_DATASET RECORDS:_
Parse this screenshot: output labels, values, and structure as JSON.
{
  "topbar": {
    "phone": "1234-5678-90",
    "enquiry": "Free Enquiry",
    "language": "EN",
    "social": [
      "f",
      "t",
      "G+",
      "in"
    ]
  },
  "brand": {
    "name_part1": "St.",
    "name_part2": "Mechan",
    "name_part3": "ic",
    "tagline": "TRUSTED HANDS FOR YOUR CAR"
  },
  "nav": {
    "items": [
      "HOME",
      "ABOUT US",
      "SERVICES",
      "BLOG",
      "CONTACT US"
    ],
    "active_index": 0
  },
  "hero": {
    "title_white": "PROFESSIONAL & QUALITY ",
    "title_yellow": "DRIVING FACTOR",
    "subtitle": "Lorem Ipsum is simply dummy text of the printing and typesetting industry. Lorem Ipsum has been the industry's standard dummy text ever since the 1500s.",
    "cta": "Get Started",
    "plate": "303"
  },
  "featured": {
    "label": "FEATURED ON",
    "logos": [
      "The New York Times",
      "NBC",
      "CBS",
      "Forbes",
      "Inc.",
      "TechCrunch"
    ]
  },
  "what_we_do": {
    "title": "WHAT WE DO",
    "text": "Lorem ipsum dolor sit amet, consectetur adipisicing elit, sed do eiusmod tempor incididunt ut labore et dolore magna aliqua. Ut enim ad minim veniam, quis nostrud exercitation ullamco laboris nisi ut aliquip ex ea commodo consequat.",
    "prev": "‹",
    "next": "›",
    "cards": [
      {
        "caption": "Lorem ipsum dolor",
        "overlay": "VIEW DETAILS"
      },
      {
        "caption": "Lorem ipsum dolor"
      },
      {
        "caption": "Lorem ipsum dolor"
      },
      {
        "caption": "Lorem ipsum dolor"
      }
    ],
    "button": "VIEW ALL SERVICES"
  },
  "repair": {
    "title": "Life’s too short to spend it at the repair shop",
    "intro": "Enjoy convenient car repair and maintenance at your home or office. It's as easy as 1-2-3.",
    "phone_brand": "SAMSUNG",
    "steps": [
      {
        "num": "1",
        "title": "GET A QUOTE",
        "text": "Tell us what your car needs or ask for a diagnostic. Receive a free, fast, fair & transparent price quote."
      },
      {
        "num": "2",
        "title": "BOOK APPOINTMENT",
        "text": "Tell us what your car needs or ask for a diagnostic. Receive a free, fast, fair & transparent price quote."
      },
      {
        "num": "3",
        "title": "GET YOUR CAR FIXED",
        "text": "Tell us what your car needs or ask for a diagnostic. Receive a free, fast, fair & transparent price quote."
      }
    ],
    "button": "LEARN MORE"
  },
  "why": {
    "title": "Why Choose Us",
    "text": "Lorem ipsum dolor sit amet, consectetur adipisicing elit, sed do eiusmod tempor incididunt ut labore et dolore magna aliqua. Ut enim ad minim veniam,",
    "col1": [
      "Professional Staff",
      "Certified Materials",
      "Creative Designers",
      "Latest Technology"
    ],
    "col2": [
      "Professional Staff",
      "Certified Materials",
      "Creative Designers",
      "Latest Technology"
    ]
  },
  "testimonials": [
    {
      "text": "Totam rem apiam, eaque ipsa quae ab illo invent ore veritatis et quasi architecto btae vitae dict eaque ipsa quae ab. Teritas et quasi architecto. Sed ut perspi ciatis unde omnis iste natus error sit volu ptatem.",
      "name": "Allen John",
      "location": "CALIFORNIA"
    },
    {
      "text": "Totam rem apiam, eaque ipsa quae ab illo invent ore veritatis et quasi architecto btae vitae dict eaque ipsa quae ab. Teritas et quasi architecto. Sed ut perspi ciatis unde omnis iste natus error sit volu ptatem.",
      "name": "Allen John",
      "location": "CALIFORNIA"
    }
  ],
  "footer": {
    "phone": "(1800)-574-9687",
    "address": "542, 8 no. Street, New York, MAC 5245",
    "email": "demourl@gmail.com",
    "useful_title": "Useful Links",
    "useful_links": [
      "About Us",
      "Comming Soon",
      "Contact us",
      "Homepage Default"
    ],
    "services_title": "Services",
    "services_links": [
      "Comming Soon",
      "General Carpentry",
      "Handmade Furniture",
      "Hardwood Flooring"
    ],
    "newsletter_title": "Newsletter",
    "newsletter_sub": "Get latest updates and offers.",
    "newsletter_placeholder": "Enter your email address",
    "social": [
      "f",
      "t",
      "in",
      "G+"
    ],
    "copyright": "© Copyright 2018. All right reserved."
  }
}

_GOAL:_ The listing above should be transcribed in full, exactly as written.

_COMPLETE ANSWER:_
Parse this screenshot: output labels, values, and structure as JSON.
{
  "topbar": {
    "phone": "1234-5678-90",
    "enquiry": "Free Enquiry",
    "language": "EN",
    "social": [
      "f",
      "t",
      "G+",
      "in"
    ]
  },
  "brand": {
    "name_part1": "St.",
    "name_part2": "Mechan",
    "name_part3": "ic",
    "tagline": "TRUSTED HANDS FOR YOUR CAR"
  },
  "nav": {
    "items": [
      "HOME",
      "ABOUT US",
      "SERVICES",
      "BLOG",
      "CONTACT US"
    ],
    "active_index": 0
  },
  "hero": {
    "title_white": "PROFESSIONAL & QUALITY ",
    "title_yellow": "DRIVING FACTOR",
    "subtitle": "Lorem Ipsum is simply dummy text of the printing and typesetting industry. Lorem Ipsum has been the industry's standard dummy text ever since the 1500s.",
    "cta": "Get Started",
    "plate": "303"
  },
  "featured": {
    "label": "FEATURED ON",
    "logos": [
      "The New York Times",
      "NBC",
      "CBS",
      "Forbes",
      "Inc.",
      "TechCrunch"
    ]
  },
  "what_we_do": {
    "title": "WHAT WE DO",
    "text": "Lorem ipsum dolor sit amet, consectetur adipisicing elit, sed do eiusmod tempor incididunt ut labore et dolore magna aliqua. Ut enim ad minim veniam, quis nostrud exercitation ullamco laboris nisi ut aliquip ex ea commodo consequat.",
    "prev": "‹",
    "next": "›",
    "cards": [
      {
        "caption": "Lorem ipsum dolor",
        "overlay": "VIEW DETAILS"
      },
      {
        "caption": "Lorem ipsum dolor"
      },
      {
        "caption": "Lorem ipsum dolor"
      },
      {
        "caption": "Lorem ipsum dolor"
      }
    ],
    "button": "VIEW ALL SERVICES"
  },
  "repair": {
    "title": "Life’s too short to spend it at the repair shop",
    "intro": "Enjoy convenient car repair and maintenance at your home or office. It's as easy as 1-2-3.",
    "phone_brand": "SAMSUNG",
    "steps": [
      {
        "num": "1",
        "title": "GET A QUOTE",
        "text": "Tell us what your car needs or ask for a diagnostic. Receive a free, fast, fair & transparent price quote."
      },
      {
        "num": "2",
        "title": "BOOK APPOINTMENT",
        "text": "Tell us what your car needs or ask for a diagnostic. Receive a free, fast, fair & transparent price quote."
      },
      {
        "num": "3",
        "title": "GET YOUR CAR FIXED",
        "text": "Tell us what your car needs or ask for a diagnostic. Receive a free, fast, fair & transparent price quote."
      }
    ],
    "button": "LEARN MORE"
  },
  "why": {
    "title": "Why Choose Us",
    "text": "Lorem ipsum dolor sit amet, consectetur adipisicing elit, sed do eiusmod tempor incididunt ut labore et dolore magna aliqua. Ut enim ad minim veniam,",
    "col1": [
      "Professional Staff",
      "Certified Materials",
      "Creative Designers",
      "Latest Technology"
    ],
    "col2": [
      "Professional Staff",
      "Certified Materials",
      "Creative Designers",
      "Latest Technology"
    ]
  },
  "testimonials": [
    {
      "text": "Totam rem apiam, eaque ipsa quae ab illo invent ore veritatis et quasi architecto btae vitae dict eaque ipsa quae ab. Teritas et quasi architecto. Sed ut perspi ciatis unde omnis iste natus error sit volu ptatem.",
      "name": "Allen John",
      "location": "CALIFORNIA"
    },
    {
      "text": "Totam rem apiam, eaque ipsa quae ab illo invent ore veritatis et quasi architecto btae vitae dict eaque ipsa quae ab. Teritas et quasi architecto. Sed ut perspi ciatis unde omnis iste natus error sit volu ptatem.",
      "name": "Allen John",
      "location": "CALIFORNIA"
    }
  ],
  "footer": {
    "phone": "(1800)-574-9687",
    "address": "542, 8 no. Street, New York, MAC 5245",
    "email": "demourl@gmail.com",
    "useful_title": "Useful Links",
    "useful_links": [
      "About Us",
      "Comming Soon",
      "Contact us",
      "Homepage Default"
    ],
    "services_title": "Services",
    "services_links": [
      "Comming Soon",
      "General Carpentry",
      "Handmade Furniture",
      "Hardwood Flooring"
    ],
    "newsletter_title": "Newsletter",
    "newsletter_sub": "Get latest updates and offers.",
    "newsletter_placeholder": "Enter your email address",
    "social": [
      "f",
      "t",
      "in",
      "G+"
    ],
    "copyright": "© Copyright 2018. All right reserved."
  }
}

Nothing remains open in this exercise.